■ GOAL
Determine how many lines of the material hold the string "sector" and reply with only that number.

(Figure record listings)
--

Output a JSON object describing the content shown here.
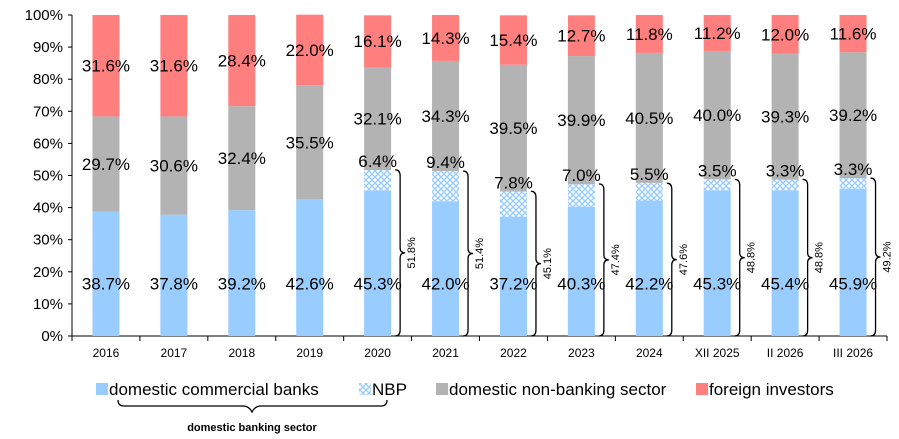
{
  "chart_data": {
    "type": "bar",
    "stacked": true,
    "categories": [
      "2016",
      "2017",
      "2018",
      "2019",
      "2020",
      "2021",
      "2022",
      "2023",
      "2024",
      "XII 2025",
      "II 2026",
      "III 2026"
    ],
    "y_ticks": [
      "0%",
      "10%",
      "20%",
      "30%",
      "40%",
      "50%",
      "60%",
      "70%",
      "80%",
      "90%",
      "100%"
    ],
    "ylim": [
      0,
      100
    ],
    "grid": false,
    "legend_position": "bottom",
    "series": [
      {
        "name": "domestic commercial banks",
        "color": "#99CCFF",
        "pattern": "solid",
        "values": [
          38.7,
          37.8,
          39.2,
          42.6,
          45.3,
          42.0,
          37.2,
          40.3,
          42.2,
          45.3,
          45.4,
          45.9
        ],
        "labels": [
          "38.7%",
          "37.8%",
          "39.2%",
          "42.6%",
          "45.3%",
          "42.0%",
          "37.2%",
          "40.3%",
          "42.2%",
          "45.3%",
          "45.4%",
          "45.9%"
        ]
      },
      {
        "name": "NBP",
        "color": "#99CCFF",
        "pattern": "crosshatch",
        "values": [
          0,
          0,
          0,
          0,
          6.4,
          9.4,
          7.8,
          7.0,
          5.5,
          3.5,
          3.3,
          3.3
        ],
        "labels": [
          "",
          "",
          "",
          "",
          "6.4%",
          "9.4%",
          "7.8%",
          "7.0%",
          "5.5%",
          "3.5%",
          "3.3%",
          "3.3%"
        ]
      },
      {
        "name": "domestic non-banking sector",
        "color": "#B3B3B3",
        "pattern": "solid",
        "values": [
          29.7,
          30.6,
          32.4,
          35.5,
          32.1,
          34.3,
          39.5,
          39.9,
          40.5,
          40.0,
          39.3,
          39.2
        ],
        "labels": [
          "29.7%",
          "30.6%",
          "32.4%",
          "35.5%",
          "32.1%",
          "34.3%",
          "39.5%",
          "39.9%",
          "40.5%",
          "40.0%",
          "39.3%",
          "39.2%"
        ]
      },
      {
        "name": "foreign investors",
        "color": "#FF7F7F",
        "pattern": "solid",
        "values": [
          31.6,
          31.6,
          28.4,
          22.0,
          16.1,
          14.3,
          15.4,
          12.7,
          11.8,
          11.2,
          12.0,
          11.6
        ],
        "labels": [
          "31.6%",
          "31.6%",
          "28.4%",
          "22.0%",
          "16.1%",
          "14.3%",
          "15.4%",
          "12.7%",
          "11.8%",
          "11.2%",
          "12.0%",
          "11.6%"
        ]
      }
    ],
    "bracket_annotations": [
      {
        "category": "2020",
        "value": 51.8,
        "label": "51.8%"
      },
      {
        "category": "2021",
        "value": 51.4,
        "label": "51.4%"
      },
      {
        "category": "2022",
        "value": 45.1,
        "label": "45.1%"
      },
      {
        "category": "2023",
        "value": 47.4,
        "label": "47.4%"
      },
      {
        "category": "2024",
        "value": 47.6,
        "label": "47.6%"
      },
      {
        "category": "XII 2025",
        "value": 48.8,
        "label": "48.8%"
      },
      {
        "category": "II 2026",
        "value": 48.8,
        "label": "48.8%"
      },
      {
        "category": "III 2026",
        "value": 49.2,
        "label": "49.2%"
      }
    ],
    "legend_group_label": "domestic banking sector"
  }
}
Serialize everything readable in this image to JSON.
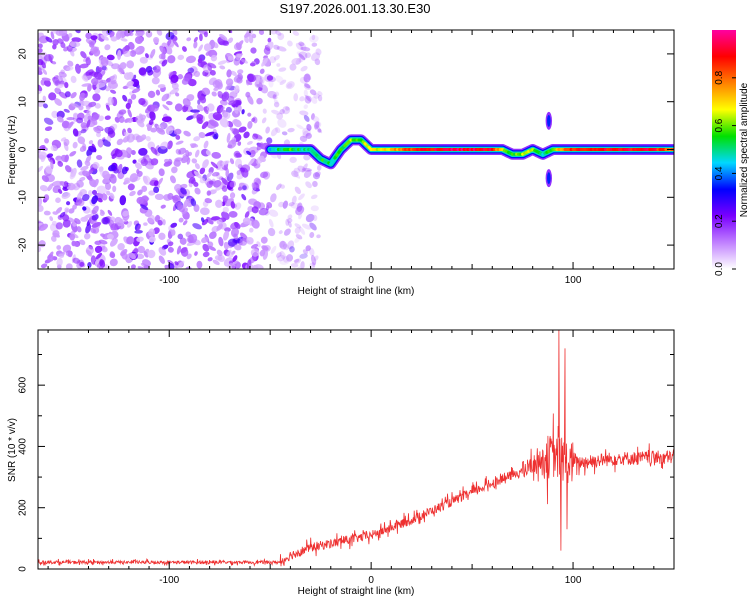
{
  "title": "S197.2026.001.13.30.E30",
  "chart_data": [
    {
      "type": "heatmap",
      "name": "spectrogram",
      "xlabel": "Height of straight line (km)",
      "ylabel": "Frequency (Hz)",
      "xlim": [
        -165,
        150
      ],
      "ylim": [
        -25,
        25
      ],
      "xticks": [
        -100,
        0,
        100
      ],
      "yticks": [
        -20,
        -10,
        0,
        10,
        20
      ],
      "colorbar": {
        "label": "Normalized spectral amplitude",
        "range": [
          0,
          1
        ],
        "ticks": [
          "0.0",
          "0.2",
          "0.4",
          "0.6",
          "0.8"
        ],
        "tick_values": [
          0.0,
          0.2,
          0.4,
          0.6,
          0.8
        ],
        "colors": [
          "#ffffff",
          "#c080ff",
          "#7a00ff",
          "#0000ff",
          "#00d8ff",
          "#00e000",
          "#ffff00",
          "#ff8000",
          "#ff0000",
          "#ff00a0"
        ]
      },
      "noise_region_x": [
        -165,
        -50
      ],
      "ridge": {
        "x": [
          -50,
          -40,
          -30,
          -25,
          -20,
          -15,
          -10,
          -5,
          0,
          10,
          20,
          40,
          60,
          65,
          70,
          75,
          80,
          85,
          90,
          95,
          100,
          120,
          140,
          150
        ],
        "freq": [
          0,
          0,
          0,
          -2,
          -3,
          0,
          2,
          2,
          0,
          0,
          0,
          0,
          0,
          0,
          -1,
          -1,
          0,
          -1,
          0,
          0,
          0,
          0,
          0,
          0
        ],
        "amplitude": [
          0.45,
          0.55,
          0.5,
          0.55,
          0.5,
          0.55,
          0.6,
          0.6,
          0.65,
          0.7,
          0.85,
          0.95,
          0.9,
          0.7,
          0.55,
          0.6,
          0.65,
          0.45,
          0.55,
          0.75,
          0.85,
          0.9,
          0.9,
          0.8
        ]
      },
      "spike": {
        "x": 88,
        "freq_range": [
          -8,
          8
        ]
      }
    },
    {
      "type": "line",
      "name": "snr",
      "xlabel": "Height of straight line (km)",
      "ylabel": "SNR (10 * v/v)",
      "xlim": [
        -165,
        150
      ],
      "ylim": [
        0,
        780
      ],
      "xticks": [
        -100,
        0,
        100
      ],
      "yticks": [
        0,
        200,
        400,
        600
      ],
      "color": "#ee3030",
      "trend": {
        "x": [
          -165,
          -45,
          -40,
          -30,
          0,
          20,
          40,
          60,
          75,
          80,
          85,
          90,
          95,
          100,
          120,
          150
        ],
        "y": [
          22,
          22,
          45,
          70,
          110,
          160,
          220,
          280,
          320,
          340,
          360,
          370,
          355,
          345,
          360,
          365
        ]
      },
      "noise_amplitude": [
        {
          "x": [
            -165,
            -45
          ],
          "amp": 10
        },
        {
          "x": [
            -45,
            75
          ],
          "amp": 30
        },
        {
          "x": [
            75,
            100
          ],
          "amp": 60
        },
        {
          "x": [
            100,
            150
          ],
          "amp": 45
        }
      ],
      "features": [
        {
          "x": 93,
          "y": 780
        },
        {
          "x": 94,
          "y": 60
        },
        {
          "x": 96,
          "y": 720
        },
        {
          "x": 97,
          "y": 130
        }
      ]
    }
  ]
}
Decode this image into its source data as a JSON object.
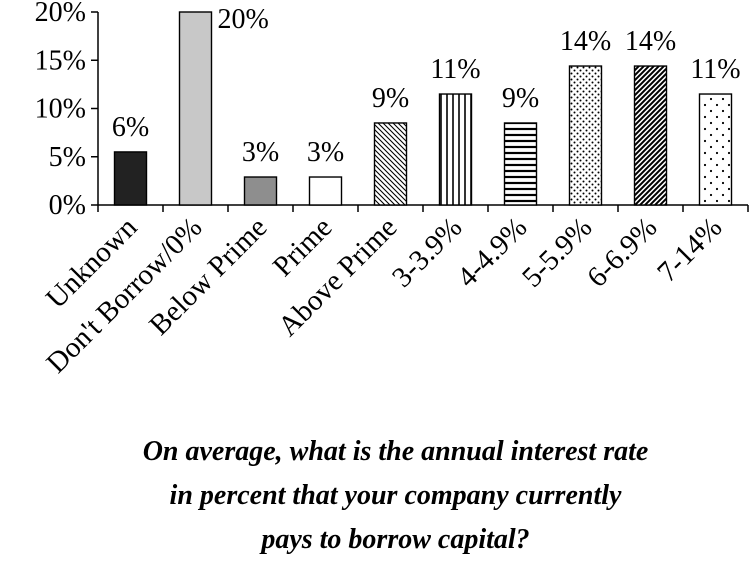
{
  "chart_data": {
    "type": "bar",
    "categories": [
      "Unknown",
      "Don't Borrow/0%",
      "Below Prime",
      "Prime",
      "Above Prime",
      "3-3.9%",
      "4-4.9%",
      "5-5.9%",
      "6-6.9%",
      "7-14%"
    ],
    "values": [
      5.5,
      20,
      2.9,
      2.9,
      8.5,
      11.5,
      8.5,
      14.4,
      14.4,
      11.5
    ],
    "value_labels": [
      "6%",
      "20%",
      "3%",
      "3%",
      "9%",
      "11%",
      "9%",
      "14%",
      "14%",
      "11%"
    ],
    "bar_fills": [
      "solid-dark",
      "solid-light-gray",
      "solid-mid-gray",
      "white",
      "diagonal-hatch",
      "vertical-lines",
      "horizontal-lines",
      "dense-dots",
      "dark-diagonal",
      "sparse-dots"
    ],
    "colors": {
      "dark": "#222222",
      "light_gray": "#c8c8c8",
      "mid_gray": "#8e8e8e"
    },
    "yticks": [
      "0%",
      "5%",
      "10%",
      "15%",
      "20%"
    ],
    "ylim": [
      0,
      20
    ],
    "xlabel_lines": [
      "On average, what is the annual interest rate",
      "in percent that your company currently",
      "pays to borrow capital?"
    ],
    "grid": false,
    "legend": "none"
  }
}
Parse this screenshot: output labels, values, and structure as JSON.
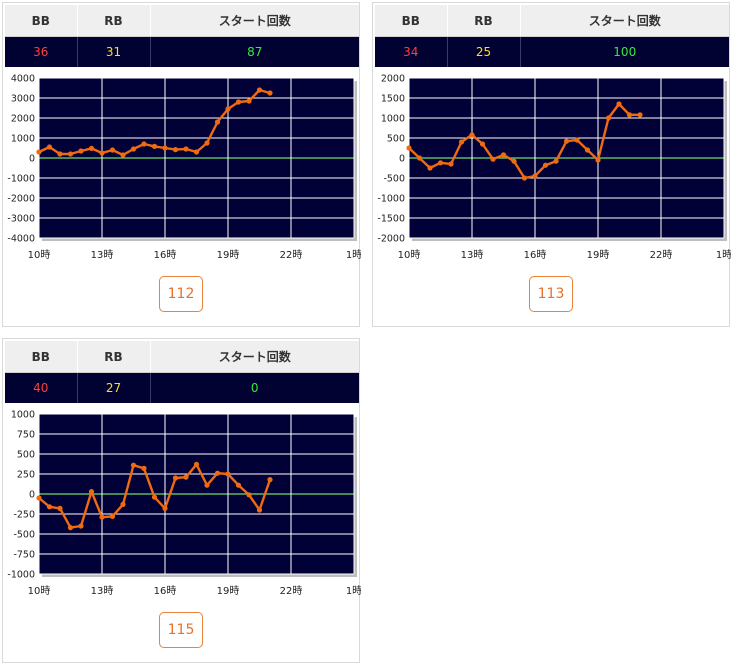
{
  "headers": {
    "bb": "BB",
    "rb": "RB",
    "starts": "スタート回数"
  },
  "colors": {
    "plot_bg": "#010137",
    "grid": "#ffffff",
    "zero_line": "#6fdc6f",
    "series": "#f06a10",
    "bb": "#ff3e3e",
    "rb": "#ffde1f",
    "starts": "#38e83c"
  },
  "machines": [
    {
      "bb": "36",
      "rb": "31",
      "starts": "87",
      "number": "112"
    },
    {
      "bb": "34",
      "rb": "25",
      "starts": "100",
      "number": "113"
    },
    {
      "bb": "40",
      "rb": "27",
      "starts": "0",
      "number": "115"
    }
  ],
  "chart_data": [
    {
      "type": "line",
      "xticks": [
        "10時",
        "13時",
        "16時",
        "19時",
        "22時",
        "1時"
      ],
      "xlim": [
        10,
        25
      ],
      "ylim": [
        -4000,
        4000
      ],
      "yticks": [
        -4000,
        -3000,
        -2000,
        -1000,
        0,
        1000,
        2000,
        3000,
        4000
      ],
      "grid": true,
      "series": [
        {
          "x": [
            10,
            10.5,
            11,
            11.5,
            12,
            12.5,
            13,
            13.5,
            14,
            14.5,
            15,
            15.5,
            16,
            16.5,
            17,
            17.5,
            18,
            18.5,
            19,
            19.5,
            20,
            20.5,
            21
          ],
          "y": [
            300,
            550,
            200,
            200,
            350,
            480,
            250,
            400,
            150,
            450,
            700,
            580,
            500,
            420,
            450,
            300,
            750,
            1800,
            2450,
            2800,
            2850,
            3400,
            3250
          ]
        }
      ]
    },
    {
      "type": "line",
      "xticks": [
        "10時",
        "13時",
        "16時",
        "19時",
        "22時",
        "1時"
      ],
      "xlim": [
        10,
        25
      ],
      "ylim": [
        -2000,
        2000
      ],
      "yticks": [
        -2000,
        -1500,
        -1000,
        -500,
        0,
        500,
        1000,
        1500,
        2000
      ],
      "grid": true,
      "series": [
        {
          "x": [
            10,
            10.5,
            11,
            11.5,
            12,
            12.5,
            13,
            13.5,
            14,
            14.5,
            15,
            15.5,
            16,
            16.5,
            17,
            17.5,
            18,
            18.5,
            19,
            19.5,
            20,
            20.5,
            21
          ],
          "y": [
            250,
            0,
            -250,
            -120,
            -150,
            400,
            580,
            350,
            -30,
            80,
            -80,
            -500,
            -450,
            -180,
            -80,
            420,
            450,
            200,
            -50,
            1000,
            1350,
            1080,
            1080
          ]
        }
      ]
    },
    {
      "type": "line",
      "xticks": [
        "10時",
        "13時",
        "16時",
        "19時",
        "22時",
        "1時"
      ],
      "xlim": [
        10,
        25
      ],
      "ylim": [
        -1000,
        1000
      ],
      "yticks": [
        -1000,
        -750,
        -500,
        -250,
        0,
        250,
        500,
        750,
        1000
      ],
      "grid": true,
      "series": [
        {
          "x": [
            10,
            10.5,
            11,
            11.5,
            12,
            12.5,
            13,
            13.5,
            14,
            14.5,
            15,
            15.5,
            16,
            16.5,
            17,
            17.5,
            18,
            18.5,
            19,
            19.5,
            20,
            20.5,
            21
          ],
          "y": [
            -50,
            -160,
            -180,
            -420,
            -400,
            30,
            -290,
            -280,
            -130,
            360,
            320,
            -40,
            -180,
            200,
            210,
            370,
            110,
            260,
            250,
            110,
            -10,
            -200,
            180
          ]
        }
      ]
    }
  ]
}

--

■ PROBLEM SOLUTION
2